[Dataset entries]
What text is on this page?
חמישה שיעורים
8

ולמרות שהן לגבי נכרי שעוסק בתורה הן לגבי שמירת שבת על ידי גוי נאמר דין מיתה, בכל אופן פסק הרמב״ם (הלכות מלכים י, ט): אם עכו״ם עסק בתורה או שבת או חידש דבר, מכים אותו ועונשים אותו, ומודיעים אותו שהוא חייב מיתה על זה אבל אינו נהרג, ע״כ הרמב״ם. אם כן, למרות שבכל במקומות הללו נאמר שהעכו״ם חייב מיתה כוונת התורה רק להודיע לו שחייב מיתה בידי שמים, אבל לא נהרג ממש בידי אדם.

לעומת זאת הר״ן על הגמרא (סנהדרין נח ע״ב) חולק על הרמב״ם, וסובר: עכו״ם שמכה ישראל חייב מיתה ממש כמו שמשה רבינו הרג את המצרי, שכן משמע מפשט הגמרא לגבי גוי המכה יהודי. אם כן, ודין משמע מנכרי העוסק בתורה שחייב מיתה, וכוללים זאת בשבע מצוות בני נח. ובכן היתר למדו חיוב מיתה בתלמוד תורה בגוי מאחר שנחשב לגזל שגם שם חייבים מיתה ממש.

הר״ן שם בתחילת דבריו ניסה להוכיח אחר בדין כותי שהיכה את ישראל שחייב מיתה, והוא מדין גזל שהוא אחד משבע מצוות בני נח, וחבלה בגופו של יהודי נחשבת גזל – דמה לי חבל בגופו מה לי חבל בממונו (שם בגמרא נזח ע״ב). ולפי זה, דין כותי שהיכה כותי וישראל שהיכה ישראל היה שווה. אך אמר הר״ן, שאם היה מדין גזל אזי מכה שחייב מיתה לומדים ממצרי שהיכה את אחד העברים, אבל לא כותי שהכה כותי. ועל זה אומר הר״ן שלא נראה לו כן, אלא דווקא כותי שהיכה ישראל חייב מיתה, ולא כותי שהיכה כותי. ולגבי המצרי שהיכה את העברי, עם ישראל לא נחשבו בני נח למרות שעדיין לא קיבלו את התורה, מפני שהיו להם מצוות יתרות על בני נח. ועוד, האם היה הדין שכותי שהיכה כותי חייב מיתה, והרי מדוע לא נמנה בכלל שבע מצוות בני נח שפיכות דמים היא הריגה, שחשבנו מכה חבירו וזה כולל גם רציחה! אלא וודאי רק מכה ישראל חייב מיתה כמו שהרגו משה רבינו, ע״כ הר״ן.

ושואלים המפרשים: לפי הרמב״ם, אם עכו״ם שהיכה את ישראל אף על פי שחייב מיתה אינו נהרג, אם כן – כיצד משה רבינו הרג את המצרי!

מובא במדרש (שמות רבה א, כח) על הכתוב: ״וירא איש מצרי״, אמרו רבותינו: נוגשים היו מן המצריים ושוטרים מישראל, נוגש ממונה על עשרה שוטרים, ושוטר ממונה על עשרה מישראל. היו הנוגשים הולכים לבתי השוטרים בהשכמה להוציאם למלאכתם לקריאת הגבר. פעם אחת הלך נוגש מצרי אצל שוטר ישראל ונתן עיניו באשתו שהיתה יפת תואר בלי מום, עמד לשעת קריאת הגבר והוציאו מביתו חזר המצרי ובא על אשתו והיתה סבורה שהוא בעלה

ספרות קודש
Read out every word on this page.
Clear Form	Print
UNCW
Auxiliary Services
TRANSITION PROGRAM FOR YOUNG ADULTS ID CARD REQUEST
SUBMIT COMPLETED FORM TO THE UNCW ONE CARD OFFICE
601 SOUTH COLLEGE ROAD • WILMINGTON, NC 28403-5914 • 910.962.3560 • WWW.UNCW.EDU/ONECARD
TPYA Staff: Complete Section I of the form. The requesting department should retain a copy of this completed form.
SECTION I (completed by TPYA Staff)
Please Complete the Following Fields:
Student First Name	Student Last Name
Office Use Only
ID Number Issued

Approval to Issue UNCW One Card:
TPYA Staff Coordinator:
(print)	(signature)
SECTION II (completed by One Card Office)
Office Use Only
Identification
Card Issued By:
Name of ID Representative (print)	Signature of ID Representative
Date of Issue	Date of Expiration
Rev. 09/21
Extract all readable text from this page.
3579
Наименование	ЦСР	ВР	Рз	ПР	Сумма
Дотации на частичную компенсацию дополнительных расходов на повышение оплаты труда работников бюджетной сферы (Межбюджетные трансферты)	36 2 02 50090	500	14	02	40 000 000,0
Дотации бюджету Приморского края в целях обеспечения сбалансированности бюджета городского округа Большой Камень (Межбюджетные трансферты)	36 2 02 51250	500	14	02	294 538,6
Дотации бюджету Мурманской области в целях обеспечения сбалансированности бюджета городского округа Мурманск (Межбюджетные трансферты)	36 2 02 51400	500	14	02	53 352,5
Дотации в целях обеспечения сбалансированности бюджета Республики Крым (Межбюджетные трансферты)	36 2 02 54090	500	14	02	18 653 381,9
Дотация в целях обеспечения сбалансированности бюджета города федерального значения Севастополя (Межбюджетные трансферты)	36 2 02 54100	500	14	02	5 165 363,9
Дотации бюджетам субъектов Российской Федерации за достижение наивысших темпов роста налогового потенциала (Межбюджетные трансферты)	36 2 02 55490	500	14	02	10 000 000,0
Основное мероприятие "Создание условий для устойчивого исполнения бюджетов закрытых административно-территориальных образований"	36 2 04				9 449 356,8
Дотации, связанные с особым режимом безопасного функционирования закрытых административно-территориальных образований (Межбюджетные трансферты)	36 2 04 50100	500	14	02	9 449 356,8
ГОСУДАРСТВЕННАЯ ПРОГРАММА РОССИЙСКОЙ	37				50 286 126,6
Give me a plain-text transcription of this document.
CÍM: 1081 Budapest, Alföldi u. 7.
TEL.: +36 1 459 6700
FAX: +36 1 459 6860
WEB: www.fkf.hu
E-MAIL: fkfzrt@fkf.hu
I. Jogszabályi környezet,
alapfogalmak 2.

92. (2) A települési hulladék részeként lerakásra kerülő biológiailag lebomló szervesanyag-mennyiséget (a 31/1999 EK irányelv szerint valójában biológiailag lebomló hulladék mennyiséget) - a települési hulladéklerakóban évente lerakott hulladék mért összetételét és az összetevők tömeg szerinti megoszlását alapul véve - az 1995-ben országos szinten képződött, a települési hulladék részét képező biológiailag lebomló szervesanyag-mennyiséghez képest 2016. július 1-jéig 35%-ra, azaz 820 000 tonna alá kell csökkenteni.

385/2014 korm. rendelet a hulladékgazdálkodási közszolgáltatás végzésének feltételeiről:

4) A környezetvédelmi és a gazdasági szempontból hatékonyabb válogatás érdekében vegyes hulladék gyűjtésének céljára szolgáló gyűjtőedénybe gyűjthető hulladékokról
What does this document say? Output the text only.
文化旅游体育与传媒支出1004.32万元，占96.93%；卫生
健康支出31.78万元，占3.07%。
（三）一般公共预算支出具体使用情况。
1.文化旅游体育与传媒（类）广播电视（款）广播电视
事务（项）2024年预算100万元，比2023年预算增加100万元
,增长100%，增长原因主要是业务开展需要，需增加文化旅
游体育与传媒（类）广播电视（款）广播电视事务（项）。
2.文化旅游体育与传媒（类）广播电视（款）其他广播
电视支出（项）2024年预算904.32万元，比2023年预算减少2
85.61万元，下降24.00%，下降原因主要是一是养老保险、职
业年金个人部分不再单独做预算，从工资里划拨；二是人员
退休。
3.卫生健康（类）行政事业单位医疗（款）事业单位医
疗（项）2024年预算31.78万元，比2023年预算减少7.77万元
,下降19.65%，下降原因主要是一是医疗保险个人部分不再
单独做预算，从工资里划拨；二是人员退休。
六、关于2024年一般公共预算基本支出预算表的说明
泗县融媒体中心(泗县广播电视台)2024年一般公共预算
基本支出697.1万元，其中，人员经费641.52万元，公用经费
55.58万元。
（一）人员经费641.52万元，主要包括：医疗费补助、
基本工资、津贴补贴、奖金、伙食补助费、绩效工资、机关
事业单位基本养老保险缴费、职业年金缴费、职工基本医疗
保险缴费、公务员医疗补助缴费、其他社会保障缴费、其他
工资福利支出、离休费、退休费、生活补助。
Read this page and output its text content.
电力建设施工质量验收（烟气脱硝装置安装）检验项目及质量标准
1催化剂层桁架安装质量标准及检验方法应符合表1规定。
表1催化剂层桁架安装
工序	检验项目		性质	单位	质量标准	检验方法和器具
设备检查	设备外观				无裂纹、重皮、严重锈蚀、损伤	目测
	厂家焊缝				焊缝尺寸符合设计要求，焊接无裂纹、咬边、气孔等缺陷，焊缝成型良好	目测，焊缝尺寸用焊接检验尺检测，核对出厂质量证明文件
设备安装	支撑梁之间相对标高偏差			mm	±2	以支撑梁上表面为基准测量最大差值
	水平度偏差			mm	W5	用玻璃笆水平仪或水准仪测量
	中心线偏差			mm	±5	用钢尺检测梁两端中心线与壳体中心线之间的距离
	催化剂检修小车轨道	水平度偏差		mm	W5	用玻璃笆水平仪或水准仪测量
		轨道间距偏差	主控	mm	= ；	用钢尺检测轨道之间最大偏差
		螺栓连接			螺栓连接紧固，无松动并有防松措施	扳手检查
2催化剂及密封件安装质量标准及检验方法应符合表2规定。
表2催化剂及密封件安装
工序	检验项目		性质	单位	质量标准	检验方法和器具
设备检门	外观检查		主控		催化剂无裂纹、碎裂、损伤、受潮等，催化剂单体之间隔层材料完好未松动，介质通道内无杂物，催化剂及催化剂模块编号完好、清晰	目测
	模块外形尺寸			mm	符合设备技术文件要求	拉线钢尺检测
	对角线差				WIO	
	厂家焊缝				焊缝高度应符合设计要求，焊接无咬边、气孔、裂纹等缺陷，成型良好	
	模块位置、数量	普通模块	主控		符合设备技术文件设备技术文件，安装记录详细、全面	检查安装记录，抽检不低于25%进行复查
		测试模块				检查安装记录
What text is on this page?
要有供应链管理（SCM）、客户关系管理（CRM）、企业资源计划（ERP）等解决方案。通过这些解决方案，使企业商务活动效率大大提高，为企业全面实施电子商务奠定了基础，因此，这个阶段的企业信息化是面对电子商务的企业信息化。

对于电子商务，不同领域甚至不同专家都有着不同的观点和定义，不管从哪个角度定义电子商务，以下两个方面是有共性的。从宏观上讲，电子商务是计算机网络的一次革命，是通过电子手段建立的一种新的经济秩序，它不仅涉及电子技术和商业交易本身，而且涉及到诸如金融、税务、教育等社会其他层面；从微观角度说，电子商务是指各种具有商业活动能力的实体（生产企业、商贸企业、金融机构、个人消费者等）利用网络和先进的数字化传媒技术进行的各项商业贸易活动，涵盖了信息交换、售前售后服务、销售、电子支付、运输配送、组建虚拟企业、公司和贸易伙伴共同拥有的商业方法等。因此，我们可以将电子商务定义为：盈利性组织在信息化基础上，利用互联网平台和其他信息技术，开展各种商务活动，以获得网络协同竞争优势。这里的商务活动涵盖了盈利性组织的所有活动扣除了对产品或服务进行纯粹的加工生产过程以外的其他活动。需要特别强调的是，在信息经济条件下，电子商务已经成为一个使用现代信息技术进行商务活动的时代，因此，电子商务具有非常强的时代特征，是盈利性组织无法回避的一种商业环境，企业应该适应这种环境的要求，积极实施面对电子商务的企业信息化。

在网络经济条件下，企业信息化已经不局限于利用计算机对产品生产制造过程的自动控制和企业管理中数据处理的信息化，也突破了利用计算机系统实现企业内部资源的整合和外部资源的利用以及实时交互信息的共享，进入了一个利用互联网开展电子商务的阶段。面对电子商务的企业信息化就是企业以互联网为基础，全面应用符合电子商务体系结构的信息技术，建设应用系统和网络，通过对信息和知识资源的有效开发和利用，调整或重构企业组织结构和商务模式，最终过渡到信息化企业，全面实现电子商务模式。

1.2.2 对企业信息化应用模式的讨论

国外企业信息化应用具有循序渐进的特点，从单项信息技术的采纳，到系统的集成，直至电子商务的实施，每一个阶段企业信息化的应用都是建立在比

Stated exercise
Pick out each line above that includes "从工资里划拨" and show it.

Full output
业年金个人部分不再单独做预算，从工资里划拨；二是人员
单独做预算，从工资里划拨；二是人员退休。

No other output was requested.